#### RECORDS SHOWN ####

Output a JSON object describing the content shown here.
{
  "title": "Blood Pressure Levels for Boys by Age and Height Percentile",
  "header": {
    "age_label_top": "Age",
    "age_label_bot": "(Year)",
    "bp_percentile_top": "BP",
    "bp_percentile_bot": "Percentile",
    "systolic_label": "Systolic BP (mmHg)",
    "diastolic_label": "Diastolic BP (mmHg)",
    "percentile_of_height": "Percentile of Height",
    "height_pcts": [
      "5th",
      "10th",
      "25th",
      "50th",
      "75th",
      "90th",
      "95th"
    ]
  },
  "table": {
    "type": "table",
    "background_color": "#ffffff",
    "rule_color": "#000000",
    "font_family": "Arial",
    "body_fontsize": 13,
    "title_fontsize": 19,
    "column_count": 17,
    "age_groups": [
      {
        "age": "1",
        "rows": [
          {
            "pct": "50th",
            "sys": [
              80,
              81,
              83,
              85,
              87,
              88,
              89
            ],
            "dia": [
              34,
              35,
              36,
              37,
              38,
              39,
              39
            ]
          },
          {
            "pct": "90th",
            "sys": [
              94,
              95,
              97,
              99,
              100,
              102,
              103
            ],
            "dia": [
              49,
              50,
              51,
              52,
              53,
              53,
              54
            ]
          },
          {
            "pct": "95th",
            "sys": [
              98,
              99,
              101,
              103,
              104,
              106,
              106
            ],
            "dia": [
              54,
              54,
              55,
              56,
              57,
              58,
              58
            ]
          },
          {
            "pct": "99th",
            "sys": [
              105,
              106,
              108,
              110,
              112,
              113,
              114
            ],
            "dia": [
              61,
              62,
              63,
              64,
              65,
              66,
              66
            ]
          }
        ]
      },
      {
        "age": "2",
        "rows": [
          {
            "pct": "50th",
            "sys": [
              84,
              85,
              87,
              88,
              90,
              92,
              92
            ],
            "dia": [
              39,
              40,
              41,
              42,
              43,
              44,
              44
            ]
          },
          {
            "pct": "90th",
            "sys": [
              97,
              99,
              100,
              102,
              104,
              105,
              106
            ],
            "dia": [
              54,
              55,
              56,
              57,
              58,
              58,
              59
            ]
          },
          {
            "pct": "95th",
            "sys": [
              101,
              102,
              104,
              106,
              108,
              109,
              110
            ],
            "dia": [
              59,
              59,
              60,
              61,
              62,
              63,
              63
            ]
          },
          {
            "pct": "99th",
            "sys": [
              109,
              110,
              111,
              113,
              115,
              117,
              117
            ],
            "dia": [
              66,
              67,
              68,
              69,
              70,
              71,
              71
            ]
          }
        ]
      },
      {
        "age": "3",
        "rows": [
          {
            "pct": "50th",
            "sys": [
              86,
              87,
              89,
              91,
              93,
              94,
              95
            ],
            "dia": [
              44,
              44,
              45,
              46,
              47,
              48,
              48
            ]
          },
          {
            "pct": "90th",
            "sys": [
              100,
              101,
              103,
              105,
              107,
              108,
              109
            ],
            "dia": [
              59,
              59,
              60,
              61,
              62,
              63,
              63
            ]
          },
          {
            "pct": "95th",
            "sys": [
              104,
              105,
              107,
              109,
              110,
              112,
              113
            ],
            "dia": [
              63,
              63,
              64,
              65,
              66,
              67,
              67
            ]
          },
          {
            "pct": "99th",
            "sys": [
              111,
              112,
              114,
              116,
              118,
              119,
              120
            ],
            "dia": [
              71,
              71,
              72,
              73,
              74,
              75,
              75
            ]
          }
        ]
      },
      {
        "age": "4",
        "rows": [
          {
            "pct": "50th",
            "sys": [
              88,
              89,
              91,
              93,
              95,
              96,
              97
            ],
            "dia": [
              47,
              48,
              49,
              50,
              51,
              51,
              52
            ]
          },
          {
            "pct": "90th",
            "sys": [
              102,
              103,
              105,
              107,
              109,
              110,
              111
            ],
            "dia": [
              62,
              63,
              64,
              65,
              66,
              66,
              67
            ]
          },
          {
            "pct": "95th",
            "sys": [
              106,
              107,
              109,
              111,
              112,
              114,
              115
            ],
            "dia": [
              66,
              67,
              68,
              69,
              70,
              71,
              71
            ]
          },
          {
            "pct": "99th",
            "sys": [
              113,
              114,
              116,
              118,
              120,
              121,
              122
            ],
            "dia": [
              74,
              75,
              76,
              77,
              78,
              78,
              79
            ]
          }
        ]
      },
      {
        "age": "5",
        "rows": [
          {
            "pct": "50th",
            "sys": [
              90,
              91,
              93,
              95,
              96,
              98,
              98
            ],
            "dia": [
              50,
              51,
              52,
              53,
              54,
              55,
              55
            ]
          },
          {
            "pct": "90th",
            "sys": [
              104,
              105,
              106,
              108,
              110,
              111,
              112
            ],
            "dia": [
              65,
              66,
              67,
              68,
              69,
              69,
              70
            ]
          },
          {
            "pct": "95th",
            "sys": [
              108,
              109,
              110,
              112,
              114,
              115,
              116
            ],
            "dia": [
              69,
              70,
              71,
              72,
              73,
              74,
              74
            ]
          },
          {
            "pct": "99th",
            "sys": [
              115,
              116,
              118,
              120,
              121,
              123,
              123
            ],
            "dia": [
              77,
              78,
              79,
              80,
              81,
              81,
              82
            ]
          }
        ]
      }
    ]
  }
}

####

Look through the records above and report how many lines hold the word "mmHg", giving only the number.

**SOLUTION TO THIS PROBLEM:** 2